-- Work to do --
Whenever a line contains the string "tools", copy it out of the entries.

··· Records provided

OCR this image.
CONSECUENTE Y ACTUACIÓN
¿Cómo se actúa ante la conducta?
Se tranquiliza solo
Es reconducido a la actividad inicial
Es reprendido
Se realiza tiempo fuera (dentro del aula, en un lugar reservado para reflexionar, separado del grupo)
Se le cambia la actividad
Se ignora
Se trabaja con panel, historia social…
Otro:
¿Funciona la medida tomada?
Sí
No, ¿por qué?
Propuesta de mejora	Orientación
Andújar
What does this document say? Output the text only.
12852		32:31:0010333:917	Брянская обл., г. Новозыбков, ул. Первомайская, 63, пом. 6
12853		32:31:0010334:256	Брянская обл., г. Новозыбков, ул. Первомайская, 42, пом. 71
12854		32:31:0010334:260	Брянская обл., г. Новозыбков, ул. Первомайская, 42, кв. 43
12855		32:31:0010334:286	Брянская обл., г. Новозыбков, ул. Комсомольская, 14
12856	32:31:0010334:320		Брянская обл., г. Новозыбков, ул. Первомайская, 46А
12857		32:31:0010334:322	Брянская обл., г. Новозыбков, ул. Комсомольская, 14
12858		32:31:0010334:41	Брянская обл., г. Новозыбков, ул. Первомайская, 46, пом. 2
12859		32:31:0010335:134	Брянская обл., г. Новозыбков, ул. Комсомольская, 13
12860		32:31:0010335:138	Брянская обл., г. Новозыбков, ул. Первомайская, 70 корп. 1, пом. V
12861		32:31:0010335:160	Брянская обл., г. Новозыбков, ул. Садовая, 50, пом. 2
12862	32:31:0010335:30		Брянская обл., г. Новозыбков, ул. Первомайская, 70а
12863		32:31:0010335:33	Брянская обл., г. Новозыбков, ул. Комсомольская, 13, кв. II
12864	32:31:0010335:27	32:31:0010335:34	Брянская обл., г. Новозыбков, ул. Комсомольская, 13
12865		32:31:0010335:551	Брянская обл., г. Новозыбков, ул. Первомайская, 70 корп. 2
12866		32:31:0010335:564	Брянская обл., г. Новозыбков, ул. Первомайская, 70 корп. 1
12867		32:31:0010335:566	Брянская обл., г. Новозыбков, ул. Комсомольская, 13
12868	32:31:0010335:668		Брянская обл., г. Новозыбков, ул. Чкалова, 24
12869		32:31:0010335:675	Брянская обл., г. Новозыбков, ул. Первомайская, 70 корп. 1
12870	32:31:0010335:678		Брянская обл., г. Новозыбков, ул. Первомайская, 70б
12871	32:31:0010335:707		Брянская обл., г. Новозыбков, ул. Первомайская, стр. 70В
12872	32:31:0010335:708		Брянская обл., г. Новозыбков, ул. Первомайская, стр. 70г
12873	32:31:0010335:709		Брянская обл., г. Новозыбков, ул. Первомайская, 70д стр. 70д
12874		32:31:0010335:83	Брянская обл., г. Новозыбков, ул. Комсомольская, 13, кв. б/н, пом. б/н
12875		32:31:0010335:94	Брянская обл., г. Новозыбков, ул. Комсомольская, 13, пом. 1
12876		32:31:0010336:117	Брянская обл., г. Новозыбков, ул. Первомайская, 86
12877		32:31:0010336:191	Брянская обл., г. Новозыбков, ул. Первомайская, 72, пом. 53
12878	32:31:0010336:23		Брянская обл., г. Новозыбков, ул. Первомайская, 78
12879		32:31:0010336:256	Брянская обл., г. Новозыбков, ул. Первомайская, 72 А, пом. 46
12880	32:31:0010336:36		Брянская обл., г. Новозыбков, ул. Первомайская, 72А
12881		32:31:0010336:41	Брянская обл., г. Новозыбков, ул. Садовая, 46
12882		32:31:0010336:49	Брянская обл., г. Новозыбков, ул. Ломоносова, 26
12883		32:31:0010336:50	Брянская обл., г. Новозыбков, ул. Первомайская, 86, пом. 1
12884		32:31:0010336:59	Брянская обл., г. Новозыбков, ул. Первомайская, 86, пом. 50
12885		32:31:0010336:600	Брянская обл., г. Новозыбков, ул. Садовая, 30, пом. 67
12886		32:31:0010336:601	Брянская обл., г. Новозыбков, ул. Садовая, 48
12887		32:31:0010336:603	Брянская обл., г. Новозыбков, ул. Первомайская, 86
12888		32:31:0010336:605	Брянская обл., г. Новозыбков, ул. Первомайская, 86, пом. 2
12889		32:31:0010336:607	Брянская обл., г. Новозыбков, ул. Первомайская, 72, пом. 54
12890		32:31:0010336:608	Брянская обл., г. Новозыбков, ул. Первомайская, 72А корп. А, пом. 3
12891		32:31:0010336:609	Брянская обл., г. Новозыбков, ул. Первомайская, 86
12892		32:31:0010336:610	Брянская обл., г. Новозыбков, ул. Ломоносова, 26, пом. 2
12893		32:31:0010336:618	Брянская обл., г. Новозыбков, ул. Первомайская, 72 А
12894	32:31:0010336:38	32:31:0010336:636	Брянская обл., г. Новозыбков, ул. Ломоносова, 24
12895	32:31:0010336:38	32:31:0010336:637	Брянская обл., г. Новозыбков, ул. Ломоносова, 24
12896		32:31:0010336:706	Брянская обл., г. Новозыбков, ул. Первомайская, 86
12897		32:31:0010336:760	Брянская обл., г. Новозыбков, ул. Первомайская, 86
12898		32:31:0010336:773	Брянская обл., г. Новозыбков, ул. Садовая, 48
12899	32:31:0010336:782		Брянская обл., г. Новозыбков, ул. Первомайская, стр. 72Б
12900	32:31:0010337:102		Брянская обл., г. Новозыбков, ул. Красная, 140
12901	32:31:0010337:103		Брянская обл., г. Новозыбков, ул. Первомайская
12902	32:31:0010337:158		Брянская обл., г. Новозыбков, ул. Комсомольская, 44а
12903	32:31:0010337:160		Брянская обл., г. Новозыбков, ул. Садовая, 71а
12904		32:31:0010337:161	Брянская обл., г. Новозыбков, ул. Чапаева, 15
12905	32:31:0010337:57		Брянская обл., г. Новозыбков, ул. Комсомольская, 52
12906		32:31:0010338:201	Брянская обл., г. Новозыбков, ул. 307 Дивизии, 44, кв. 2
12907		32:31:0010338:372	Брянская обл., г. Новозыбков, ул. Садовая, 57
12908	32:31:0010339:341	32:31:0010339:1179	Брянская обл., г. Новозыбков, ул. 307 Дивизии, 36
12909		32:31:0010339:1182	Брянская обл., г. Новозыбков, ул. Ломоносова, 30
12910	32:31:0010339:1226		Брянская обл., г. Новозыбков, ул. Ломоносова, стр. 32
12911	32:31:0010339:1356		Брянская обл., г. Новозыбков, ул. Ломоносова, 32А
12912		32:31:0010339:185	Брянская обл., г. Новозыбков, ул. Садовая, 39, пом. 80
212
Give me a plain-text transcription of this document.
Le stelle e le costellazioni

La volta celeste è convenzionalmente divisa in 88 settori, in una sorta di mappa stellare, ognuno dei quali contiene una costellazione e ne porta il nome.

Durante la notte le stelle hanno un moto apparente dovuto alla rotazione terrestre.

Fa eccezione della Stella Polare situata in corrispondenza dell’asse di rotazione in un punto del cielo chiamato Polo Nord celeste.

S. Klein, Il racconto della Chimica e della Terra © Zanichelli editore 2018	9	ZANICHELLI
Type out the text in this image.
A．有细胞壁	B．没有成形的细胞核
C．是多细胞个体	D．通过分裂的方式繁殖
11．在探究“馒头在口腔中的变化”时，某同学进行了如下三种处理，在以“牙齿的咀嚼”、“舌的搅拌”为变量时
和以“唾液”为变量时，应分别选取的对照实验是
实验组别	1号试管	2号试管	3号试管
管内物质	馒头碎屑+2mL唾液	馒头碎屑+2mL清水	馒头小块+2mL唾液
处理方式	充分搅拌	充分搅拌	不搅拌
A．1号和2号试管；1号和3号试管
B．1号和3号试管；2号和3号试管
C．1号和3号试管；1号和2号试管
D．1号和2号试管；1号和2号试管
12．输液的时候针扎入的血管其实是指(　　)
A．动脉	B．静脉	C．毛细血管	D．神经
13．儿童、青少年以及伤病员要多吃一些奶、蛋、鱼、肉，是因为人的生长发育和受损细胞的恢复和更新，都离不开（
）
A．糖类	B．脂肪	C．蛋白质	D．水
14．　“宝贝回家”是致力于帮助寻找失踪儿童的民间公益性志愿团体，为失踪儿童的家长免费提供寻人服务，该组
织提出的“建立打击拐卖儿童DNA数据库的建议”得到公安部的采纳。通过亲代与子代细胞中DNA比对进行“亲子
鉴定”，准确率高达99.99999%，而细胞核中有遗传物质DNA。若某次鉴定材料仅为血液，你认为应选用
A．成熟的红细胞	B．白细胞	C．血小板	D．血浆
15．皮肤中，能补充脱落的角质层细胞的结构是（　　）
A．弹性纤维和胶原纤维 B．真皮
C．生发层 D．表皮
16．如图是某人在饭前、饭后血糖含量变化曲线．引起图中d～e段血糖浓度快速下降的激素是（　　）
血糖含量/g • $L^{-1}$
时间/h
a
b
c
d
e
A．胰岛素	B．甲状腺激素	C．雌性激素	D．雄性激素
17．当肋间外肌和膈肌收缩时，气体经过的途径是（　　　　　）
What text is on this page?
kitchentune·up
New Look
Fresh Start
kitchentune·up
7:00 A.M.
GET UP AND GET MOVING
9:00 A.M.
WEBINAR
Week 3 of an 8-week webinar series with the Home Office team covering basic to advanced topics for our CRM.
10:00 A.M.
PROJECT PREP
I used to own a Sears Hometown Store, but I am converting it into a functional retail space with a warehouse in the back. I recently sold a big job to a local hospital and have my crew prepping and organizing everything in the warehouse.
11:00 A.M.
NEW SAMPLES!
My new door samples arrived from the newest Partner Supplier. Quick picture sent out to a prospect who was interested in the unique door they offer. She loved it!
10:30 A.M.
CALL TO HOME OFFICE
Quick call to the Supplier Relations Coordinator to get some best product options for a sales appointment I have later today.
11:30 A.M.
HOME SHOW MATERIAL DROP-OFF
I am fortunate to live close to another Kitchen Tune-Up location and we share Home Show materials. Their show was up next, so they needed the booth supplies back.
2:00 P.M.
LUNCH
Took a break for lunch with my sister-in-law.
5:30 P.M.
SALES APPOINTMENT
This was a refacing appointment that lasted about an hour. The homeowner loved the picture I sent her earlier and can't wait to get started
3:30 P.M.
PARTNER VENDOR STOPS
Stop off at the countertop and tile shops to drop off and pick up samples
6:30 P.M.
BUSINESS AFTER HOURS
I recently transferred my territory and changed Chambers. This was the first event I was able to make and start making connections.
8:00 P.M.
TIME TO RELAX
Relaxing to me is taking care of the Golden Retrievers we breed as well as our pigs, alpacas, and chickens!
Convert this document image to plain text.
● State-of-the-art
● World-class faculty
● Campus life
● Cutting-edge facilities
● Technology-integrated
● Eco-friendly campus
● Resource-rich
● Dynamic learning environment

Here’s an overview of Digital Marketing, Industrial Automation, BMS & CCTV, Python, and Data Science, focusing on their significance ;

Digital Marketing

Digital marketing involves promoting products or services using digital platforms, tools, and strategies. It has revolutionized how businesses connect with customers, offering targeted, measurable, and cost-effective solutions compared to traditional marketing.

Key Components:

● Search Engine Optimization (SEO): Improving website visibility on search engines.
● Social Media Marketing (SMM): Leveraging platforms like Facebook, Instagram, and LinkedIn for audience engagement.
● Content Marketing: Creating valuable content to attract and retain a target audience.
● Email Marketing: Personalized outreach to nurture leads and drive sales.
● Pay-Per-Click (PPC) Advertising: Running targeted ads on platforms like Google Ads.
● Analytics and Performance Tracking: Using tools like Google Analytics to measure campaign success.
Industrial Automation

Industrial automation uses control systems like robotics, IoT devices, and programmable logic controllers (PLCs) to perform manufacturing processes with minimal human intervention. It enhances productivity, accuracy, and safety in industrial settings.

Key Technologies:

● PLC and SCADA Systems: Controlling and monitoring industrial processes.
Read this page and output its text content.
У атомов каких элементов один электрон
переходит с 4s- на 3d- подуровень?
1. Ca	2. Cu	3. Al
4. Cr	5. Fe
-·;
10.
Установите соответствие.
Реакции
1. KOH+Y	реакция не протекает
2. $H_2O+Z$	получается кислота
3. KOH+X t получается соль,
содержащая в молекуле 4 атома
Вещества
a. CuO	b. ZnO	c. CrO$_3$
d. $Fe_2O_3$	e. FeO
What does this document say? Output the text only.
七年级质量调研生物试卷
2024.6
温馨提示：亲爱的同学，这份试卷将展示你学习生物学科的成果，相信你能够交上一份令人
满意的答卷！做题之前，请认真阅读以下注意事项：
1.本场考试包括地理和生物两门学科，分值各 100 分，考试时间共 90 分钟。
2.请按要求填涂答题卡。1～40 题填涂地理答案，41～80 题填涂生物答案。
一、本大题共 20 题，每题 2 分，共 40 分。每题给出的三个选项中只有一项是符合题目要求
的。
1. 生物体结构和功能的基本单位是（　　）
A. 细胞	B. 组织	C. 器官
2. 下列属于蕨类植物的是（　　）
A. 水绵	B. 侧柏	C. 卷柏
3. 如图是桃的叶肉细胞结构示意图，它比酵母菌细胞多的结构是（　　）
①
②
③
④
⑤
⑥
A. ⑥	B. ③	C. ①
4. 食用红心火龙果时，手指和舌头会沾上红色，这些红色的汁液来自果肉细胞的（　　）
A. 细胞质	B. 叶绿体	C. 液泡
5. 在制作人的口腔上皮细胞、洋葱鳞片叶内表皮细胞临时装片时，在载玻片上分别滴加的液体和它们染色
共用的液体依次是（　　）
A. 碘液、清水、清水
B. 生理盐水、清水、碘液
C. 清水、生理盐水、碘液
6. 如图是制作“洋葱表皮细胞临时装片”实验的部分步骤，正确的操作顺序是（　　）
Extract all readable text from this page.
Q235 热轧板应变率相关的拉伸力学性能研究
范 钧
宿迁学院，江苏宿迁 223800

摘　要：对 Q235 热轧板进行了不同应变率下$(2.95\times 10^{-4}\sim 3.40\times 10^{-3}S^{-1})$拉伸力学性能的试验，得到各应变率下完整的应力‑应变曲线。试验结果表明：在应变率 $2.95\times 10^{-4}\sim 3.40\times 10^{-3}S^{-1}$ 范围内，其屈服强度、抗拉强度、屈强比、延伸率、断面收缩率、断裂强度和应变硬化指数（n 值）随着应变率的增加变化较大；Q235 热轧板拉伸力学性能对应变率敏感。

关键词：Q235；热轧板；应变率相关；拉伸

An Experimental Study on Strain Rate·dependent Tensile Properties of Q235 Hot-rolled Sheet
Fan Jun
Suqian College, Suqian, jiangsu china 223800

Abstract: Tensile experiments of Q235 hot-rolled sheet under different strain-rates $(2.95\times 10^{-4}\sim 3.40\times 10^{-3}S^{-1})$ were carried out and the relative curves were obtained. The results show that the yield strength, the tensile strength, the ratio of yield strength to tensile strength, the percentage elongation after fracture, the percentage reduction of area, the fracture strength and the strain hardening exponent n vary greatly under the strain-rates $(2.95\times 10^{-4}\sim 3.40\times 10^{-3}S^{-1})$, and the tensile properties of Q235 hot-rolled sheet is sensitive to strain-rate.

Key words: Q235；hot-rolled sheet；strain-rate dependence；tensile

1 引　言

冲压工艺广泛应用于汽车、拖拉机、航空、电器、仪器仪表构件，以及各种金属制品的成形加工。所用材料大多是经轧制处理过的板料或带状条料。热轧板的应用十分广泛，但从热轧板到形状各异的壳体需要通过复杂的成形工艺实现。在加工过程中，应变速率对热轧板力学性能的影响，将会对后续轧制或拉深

······

-- Problem solution --
Digital marketing involves promoting products or services using digital platforms, tools, and strategies. It has revolutionized how businesses connect with customers, offering targeted, measurable, and cost-effective solutions compared to traditional marketing.
● Analytics and Performance Tracking: Using tools like Google Analytics to measure campaign success.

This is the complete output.